- [WHAT TO WORK ON]: Determine how many lines contain the string "Total". Reply with that figure and nothing else.

- [DATASET EXCERPTS]:
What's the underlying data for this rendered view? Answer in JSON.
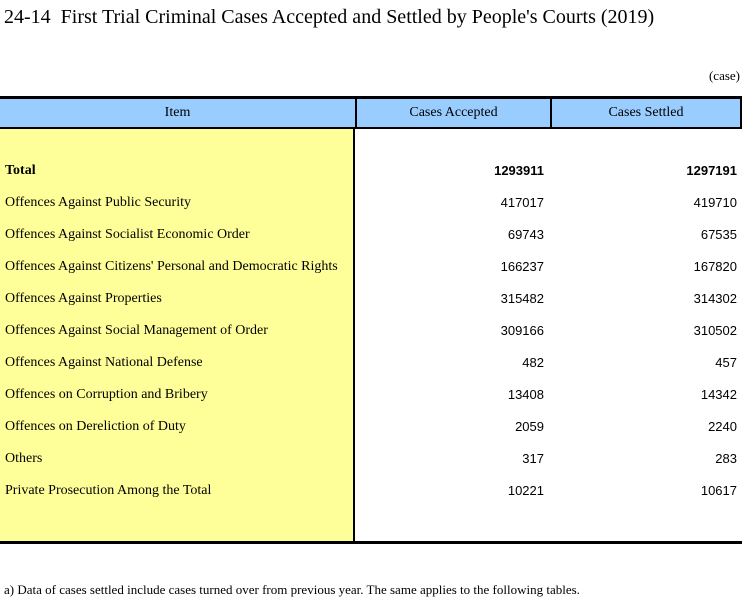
{
  "page": {
    "title": "24-14  First Trial Criminal Cases Accepted and Settled by People's Courts (2019)",
    "unit_label": "(case)",
    "footnote": "a) Data of cases settled include cases turned over from previous year. The same applies to the following tables."
  },
  "table": {
    "columns": [
      "Item",
      "Cases Accepted",
      "Cases Settled"
    ],
    "colors": {
      "header_bg": "#99CCFF",
      "item_bg": "#FFFF99",
      "border": "#000000"
    },
    "rows": [
      {
        "item": "Total",
        "accepted": "1293911",
        "settled": "1297191"
      },
      {
        "item": "Offences Against Public Security",
        "accepted": "417017",
        "settled": "419710"
      },
      {
        "item": "Offences Against Socialist Economic Order",
        "accepted": "69743",
        "settled": "67535"
      },
      {
        "item": "Offences Against Citizens' Personal and Democratic Rights",
        "accepted": "166237",
        "settled": "167820"
      },
      {
        "item": "Offences Against Properties",
        "accepted": "315482",
        "settled": "314302"
      },
      {
        "item": "Offences Against Social Management of Order",
        "accepted": "309166",
        "settled": "310502"
      },
      {
        "item": "Offences Against National Defense",
        "accepted": "482",
        "settled": "457"
      },
      {
        "item": "Offences on Corruption and Bribery",
        "accepted": "13408",
        "settled": "14342"
      },
      {
        "item": "Offences on Dereliction of Duty",
        "accepted": "2059",
        "settled": "2240"
      },
      {
        "item": "Others",
        "accepted": "317",
        "settled": "283"
      },
      {
        "item": "Private Prosecution Among the Total",
        "accepted": "10221",
        "settled": "10617"
      }
    ]
  }
}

- [RESULT FOR THIS EXERCISE]: 2